Required work:
Without skipping anything, write out each record below exactly.
** Begin Supplied material **
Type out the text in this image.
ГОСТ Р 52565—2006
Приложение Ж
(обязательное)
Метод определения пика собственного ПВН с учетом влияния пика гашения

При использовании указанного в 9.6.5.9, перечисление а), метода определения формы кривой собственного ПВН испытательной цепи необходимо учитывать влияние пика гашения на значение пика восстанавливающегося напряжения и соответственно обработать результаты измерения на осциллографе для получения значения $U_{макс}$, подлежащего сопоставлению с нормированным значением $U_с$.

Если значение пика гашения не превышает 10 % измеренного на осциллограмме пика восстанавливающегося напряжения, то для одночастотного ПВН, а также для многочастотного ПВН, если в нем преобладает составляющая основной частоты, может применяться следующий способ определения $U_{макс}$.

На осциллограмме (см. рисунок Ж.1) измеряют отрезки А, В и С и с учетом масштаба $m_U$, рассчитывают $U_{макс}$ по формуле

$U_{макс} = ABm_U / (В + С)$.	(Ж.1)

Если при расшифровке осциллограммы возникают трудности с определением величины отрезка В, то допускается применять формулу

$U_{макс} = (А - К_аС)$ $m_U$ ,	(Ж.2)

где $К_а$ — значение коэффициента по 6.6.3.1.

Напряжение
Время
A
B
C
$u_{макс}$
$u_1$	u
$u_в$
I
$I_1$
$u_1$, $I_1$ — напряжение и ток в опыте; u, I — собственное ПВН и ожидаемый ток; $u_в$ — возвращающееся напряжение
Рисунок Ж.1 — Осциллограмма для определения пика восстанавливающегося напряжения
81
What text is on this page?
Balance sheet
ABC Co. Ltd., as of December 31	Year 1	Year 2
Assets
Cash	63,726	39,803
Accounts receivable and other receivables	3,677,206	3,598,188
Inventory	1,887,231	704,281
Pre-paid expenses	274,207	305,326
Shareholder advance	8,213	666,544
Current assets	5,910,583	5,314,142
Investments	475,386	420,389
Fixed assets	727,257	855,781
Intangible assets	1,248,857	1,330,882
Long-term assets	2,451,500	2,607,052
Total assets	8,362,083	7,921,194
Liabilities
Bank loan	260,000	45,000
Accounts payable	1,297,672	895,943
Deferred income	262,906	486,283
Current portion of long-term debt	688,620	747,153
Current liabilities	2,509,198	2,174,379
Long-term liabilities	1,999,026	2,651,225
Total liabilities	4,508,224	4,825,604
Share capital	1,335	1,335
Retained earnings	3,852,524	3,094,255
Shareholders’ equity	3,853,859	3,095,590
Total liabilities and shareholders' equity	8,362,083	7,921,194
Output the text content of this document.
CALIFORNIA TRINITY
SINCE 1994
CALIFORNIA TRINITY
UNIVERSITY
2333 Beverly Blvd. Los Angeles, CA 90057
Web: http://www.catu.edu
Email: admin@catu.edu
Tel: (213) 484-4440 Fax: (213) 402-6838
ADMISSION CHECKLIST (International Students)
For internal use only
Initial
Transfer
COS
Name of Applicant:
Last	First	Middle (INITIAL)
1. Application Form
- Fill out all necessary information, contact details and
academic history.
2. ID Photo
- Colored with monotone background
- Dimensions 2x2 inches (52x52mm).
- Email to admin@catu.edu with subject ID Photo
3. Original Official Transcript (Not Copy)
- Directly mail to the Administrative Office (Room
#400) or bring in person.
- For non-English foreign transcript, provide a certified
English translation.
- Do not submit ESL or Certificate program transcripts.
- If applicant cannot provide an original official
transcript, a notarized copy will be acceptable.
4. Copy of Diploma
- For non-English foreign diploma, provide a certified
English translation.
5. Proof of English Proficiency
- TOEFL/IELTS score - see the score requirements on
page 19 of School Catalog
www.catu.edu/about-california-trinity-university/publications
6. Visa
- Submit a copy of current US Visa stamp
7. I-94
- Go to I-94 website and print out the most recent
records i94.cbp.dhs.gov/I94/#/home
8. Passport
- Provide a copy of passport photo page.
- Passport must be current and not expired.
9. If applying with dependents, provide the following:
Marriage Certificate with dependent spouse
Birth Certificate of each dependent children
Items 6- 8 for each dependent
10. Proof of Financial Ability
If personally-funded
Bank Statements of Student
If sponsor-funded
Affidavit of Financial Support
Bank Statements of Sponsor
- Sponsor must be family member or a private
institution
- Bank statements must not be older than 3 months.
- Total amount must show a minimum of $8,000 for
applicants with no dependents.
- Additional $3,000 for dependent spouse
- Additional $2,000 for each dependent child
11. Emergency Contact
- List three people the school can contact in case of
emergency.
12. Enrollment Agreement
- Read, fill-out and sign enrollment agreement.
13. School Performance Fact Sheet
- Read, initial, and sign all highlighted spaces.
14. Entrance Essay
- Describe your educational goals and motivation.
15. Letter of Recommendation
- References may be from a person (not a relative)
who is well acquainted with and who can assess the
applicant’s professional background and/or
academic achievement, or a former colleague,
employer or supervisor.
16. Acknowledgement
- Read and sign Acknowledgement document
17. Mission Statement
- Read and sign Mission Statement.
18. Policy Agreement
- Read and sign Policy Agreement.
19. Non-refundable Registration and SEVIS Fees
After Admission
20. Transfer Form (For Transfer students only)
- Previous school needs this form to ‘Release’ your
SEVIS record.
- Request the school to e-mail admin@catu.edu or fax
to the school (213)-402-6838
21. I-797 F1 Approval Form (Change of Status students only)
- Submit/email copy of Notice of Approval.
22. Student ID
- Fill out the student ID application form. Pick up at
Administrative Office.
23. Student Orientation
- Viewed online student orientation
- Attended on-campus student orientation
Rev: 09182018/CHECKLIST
** End Supplied material **
Full solution:
Type out the text in this image.
ГОСТ Р 52565—2006
Приложение Ж
(обязательное)
Метод определения пика собственного ПВН с учетом влияния пика гашения

При использовании указанного в 9.6.5.9, перечисление а), метода определения формы кривой собственного ПВН испытательной цепи необходимо учитывать влияние пика гашения на значение пика восстанавливающегося напряжения и соответственно обработать результаты измерения на осциллографе для получения значения $U_{макс}$, подлежащего сопоставлению с нормированным значением $U_с$.

Если значение пика гашения не превышает 10 % измеренного на осциллограмме пика восстанавливающегося напряжения, то для одночастотного ПВН, а также для многочастотного ПВН, если в нем преобладает составляющая основной частоты, может применяться следующий способ определения $U_{макс}$.

На осциллограмме (см. рисунок Ж.1) измеряют отрезки А, В и С и с учетом масштаба $m_U$, рассчитывают $U_{макс}$ по формуле

$U_{макс} = ABm_U / (В + С)$.	(Ж.1)

Если при расшифровке осциллограммы возникают трудности с определением величины отрезка В, то допускается применять формулу

$U_{макс} = (А - К_аС)$ $m_U$ ,	(Ж.2)

где $К_а$ — значение коэффициента по 6.6.3.1.

Напряжение
Время
A
B
C
$u_{макс}$
$u_1$	u
$u_в$
I
$I_1$
$u_1$, $I_1$ — напряжение и ток в опыте; u, I — собственное ПВН и ожидаемый ток; $u_в$ — возвращающееся напряжение
Рисунок Ж.1 — Осциллограмма для определения пика восстанавливающегося напряжения
81
What text is on this page?
Balance sheet
ABC Co. Ltd., as of December 31	Year 1	Year 2
Assets
Cash	63,726	39,803
Accounts receivable and other receivables	3,677,206	3,598,188
Inventory	1,887,231	704,281
Pre-paid expenses	274,207	305,326
Shareholder advance	8,213	666,544
Current assets	5,910,583	5,314,142
Investments	475,386	420,389
Fixed assets	727,257	855,781
Intangible assets	1,248,857	1,330,882
Long-term assets	2,451,500	2,607,052
Total assets	8,362,083	7,921,194
Liabilities
Bank loan	260,000	45,000
Accounts payable	1,297,672	895,943
Deferred income	262,906	486,283
Current portion of long-term debt	688,620	747,153
Current liabilities	2,509,198	2,174,379
Long-term liabilities	1,999,026	2,651,225
Total liabilities	4,508,224	4,825,604
Share capital	1,335	1,335
Retained earnings	3,852,524	3,094,255
Shareholders’ equity	3,853,859	3,095,590
Total liabilities and shareholders' equity	8,362,083	7,921,194
Output the text content of this document.
CALIFORNIA TRINITY
SINCE 1994
CALIFORNIA TRINITY
UNIVERSITY
2333 Beverly Blvd. Los Angeles, CA 90057
Web: http://www.catu.edu
Email: admin@catu.edu
Tel: (213) 484-4440 Fax: (213) 402-6838
ADMISSION CHECKLIST (International Students)
For internal use only
Initial
Transfer
COS
Name of Applicant:
Last	First	Middle (INITIAL)
1. Application Form
- Fill out all necessary information, contact details and
academic history.
2. ID Photo
- Colored with monotone background
- Dimensions 2x2 inches (52x52mm).
- Email to admin@catu.edu with subject ID Photo
3. Original Official Transcript (Not Copy)
- Directly mail to the Administrative Office (Room
#400) or bring in person.
- For non-English foreign transcript, provide a certified
English translation.
- Do not submit ESL or Certificate program transcripts.
- If applicant cannot provide an original official
transcript, a notarized copy will be acceptable.
4. Copy of Diploma
- For non-English foreign diploma, provide a certified
English translation.
5. Proof of English Proficiency
- TOEFL/IELTS score - see the score requirements on
page 19 of School Catalog
www.catu.edu/about-california-trinity-university/publications
6. Visa
- Submit a copy of current US Visa stamp
7. I-94
- Go to I-94 website and print out the most recent
records i94.cbp.dhs.gov/I94/#/home
8. Passport
- Provide a copy of passport photo page.
- Passport must be current and not expired.
9. If applying with dependents, provide the following:
Marriage Certificate with dependent spouse
Birth Certificate of each dependent children
Items 6- 8 for each dependent
10. Proof of Financial Ability
If personally-funded
Bank Statements of Student
If sponsor-funded
Affidavit of Financial Support
Bank Statements of Sponsor
- Sponsor must be family member or a private
institution
- Bank statements must not be older than 3 months.
- Total amount must show a minimum of $8,000 for
applicants with no dependents.
- Additional $3,000 for dependent spouse
- Additional $2,000 for each dependent child
11. Emergency Contact
- List three people the school can contact in case of
emergency.
12. Enrollment Agreement
- Read, fill-out and sign enrollment agreement.
13. School Performance Fact Sheet
- Read, initial, and sign all highlighted spaces.
14. Entrance Essay
- Describe your educational goals and motivation.
15. Letter of Recommendation
- References may be from a person (not a relative)
who is well acquainted with and who can assess the
applicant’s professional background and/or
academic achievement, or a former colleague,
employer or supervisor.
16. Acknowledgement
- Read and sign Acknowledgement document
17. Mission Statement
- Read and sign Mission Statement.
18. Policy Agreement
- Read and sign Policy Agreement.
19. Non-refundable Registration and SEVIS Fees
After Admission
20. Transfer Form (For Transfer students only)
- Previous school needs this form to ‘Release’ your
SEVIS record.
- Request the school to e-mail admin@catu.edu or fax
to the school (213)-402-6838
21. I-797 F1 Approval Form (Change of Status students only)
- Submit/email copy of Notice of Approval.
22. Student ID
- Fill out the student ID application form. Pick up at
Administrative Office.
23. Student Orientation
- Viewed online student orientation
- Attended on-campus student orientation
Rev: 09182018/CHECKLIST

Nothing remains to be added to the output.